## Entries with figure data
■ ■ ■ ■ ■ ■ ■

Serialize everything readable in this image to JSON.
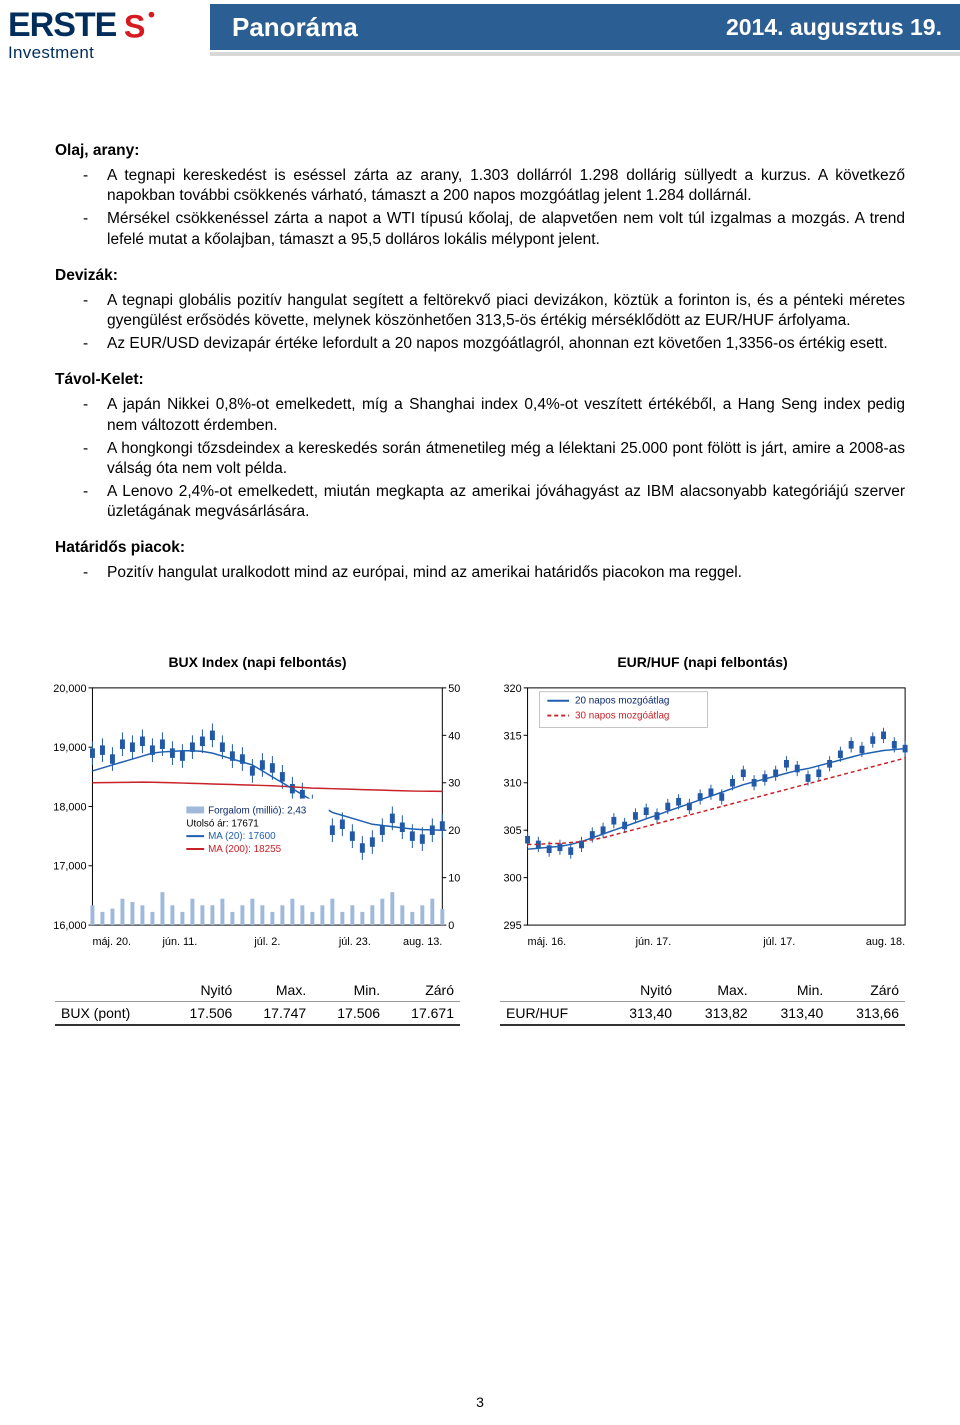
{
  "header": {
    "logo_main": "ERSTE",
    "logo_sub": "Investment",
    "title": "Panoráma",
    "date": "2014. augusztus 19.",
    "band_color": "#2b5f93",
    "text_color": "#ffffff",
    "logo_color": "#002d5a",
    "squirrel_red": "#d71920"
  },
  "sections": {
    "olaj": {
      "heading": "Olaj, arany:",
      "items": [
        "A tegnapi kereskedést is eséssel zárta az arany, 1.303 dollárról 1.298 dollárig süllyedt a kurzus. A következő napokban további csökkenés várható, támaszt a 200 napos mozgóátlag jelent 1.284 dollárnál.",
        "Mérsékel csökkenéssel zárta a napot a WTI típusú kőolaj, de alapvetően nem volt túl izgalmas a mozgás. A trend lefelé mutat a kőolajban, támaszt a 95,5 dolláros lokális mélypont jelent."
      ]
    },
    "devizak": {
      "heading": "Devizák:",
      "items": [
        "A tegnapi globális pozitív hangulat segített a feltörekvő piaci devizákon, köztük a forinton is, és a pénteki méretes gyengülést erősödés követte, melynek köszönhetően 313,5-ös értékig mérséklődött az EUR/HUF árfolyama.",
        "Az EUR/USD devizapár értéke lefordult a 20 napos mozgóátlagról, ahonnan ezt követően 1,3356-os értékig esett."
      ]
    },
    "tavol": {
      "heading": "Távol-Kelet:",
      "items": [
        "A japán Nikkei 0,8%-ot emelkedett, míg a Shanghai index 0,4%-ot veszített értékéből, a Hang Seng index pedig nem változott érdemben.",
        "A hongkongi tőzsdeindex a kereskedés során átmenetileg még a lélektani 25.000 pont fölött is járt, amire a 2008-as válság óta nem volt példa.",
        "A Lenovo 2,4%-ot emelkedett, miután megkapta az amerikai jóváhagyást az IBM alacsonyabb kategóriájú szerver üzletágának megvásárlására."
      ]
    },
    "hataridos": {
      "heading": "Határidős piacok:",
      "items": [
        "Pozitív hangulat uralkodott mind az európai, mind az amerikai határidős piacokon ma reggel."
      ]
    }
  },
  "chart_bux": {
    "title": "BUX Index (napi felbontás)",
    "y_ticks": [
      16000,
      17000,
      18000,
      19000,
      20000
    ],
    "y_labels": [
      "16,000",
      "17,000",
      "18,000",
      "19,000",
      "20,000"
    ],
    "y2_ticks": [
      0,
      10,
      20,
      30,
      40,
      50
    ],
    "x_labels": [
      "máj. 20.",
      "jún. 11.",
      "júl. 2.",
      "júl. 23.",
      "aug. 13."
    ],
    "legend": {
      "forg_label": "Forgalom (millió):",
      "forg_value": "2,43",
      "utolso_label": "Utolsó ár:",
      "utolso_value": "17671",
      "ma20_label": "MA (20):",
      "ma20_value": "17600",
      "ma200_label": "MA (200):",
      "ma200_value": "18255"
    },
    "colors": {
      "candle": "#2258a6",
      "ma20": "#1f5fb0",
      "ma200": "#c82127",
      "volume": "#9fb9db",
      "axis": "#000000",
      "bg": "#ffffff"
    },
    "candles_y": [
      18900,
      18950,
      18800,
      19050,
      19000,
      19100,
      18950,
      19050,
      18900,
      18850,
      19000,
      19100,
      19200,
      19000,
      18850,
      18800,
      18600,
      18700,
      18650,
      18500,
      18300,
      18200,
      18000,
      17850,
      17600,
      17700,
      17500,
      17300,
      17400,
      17600,
      17800,
      17650,
      17500,
      17450,
      17600,
      17671
    ],
    "ma20_y": [
      18600,
      18650,
      18700,
      18750,
      18800,
      18850,
      18900,
      18920,
      18930,
      18940,
      18940,
      18930,
      18900,
      18850,
      18800,
      18750,
      18700,
      18600,
      18500,
      18400,
      18300,
      18200,
      18100,
      18000,
      17900,
      17850,
      17800,
      17750,
      17700,
      17680,
      17660,
      17640,
      17620,
      17610,
      17605,
      17600
    ],
    "ma200_y": [
      18400,
      18402,
      18404,
      18406,
      18408,
      18410,
      18408,
      18405,
      18400,
      18395,
      18390,
      18385,
      18380,
      18375,
      18370,
      18365,
      18360,
      18355,
      18350,
      18340,
      18330,
      18320,
      18310,
      18305,
      18300,
      18295,
      18290,
      18285,
      18280,
      18275,
      18270,
      18265,
      18260,
      18258,
      18256,
      18255
    ],
    "volumes": [
      3,
      2,
      2.5,
      4,
      3.5,
      3,
      2,
      5,
      3,
      2,
      4,
      3,
      3,
      4,
      2,
      3,
      4,
      3,
      2,
      3,
      4,
      3,
      2,
      3,
      4,
      2,
      3,
      2,
      3,
      4,
      5,
      3,
      2,
      3,
      4,
      2.43
    ]
  },
  "chart_eurhuf": {
    "title": "EUR/HUF (napi felbontás)",
    "y_ticks": [
      295,
      300,
      305,
      310,
      315,
      320
    ],
    "x_labels": [
      "máj. 16.",
      "jún. 17.",
      "júl. 17.",
      "aug. 18."
    ],
    "legend": {
      "ma20": "20 napos mozgóátlag",
      "ma30": "30 napos mozgóátlag"
    },
    "colors": {
      "candle": "#2258a6",
      "ma20": "#1f5fb0",
      "ma30": "#c82127",
      "axis": "#000000",
      "bg": "#ffffff"
    },
    "candles_y": [
      304,
      303.5,
      303,
      303.2,
      302.8,
      303.5,
      304.5,
      305,
      306,
      305.5,
      306.5,
      307,
      306.5,
      307.5,
      308,
      307.5,
      308.5,
      309,
      308.5,
      310,
      311,
      310,
      310.5,
      311,
      312,
      311.5,
      310.5,
      311,
      312,
      313,
      314,
      313.5,
      314.5,
      315,
      314,
      313.6
    ],
    "ma20_y": [
      303,
      303.1,
      303.2,
      303.3,
      303.5,
      303.8,
      304.2,
      304.6,
      305,
      305.4,
      305.8,
      306.2,
      306.6,
      307,
      307.4,
      307.8,
      308.2,
      308.6,
      309,
      309.4,
      309.8,
      310.1,
      310.4,
      310.7,
      311,
      311.3,
      311.5,
      311.8,
      312.1,
      312.4,
      312.7,
      313,
      313.2,
      313.4,
      313.5,
      313.6
    ],
    "ma30_y": [
      303.5,
      303.5,
      303.6,
      303.6,
      303.7,
      303.8,
      304,
      304.2,
      304.5,
      304.8,
      305.1,
      305.4,
      305.7,
      306,
      306.3,
      306.6,
      306.9,
      307.2,
      307.5,
      307.8,
      308.1,
      308.4,
      308.7,
      309,
      309.3,
      309.6,
      309.9,
      310.2,
      310.5,
      310.8,
      311.1,
      311.4,
      311.7,
      312,
      312.3,
      312.6
    ]
  },
  "table_bux": {
    "headers": [
      "",
      "Nyitó",
      "Max.",
      "Min.",
      "Záró"
    ],
    "row_label": "BUX (pont)",
    "values": [
      "17.506",
      "17.747",
      "17.506",
      "17.671"
    ]
  },
  "table_eurhuf": {
    "headers": [
      "",
      "Nyitó",
      "Max.",
      "Min.",
      "Záró"
    ],
    "row_label": "EUR/HUF",
    "values": [
      "313,40",
      "313,82",
      "313,40",
      "313,66"
    ]
  },
  "page_number": "3"
}
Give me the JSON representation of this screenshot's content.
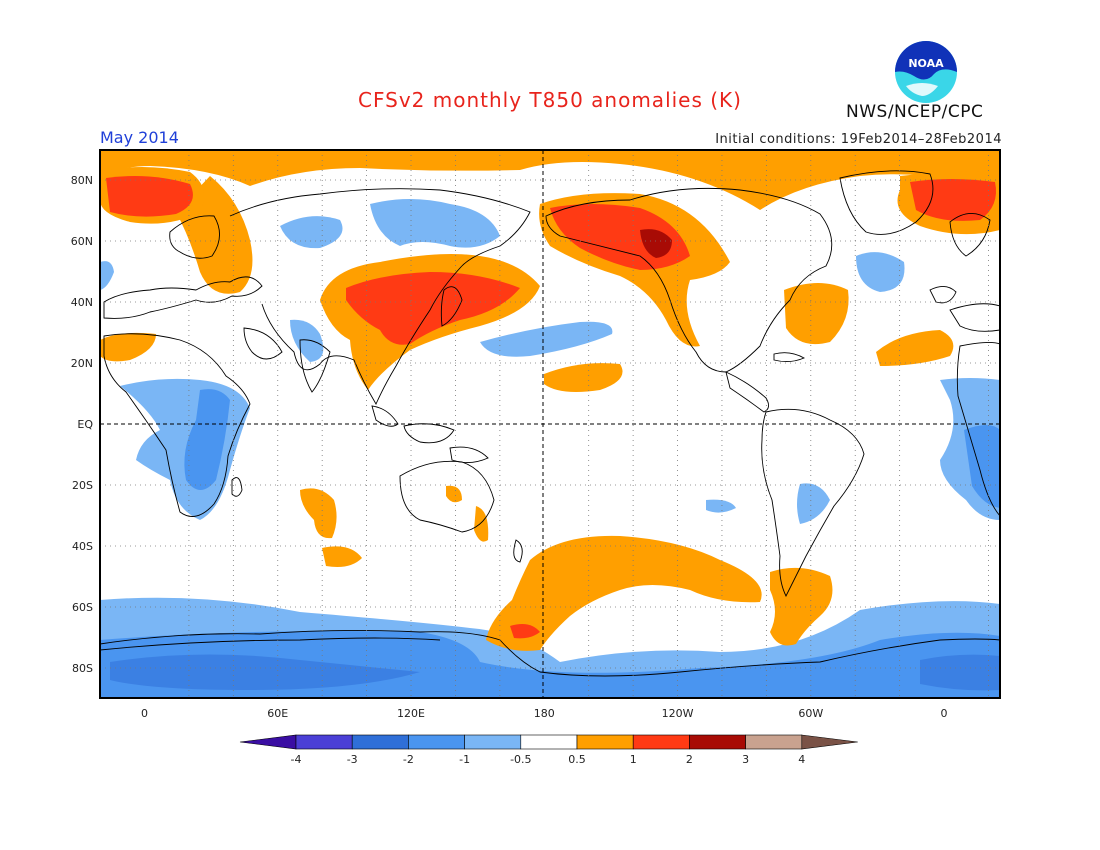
{
  "header": {
    "title": "CFSv2 monthly T850 anomalies (K)",
    "period": "May 2014",
    "initial_conditions": "Initial conditions: 19Feb2014–28Feb2014",
    "agency": "NWS/NCEP/CPC",
    "logo_text": "NOAA"
  },
  "axes": {
    "lat_labels": [
      "80N",
      "60N",
      "40N",
      "20N",
      "EQ",
      "20S",
      "40S",
      "60S",
      "80S"
    ],
    "lon_labels": [
      "0",
      "60E",
      "120E",
      "180",
      "120W",
      "60W",
      "0"
    ]
  },
  "colorbar": {
    "labels": [
      "-4",
      "-3",
      "-2",
      "-1",
      "-0.5",
      "0.5",
      "1",
      "2",
      "3",
      "4"
    ],
    "colors": [
      "#3a0ea3",
      "#4b3fd6",
      "#2f6fd8",
      "#4a95f0",
      "#7ab6f5",
      "#ffffff",
      "#ff9f00",
      "#ff3a14",
      "#a80b05",
      "#c9a28f",
      "#7a5246"
    ]
  }
}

■ ■ ■ ■ ■ ■ ■

## AIM OF THE TASK
How many lines of these entries contain the string "JSON"? Reply with the number alone.

## ANSWER BELOW
2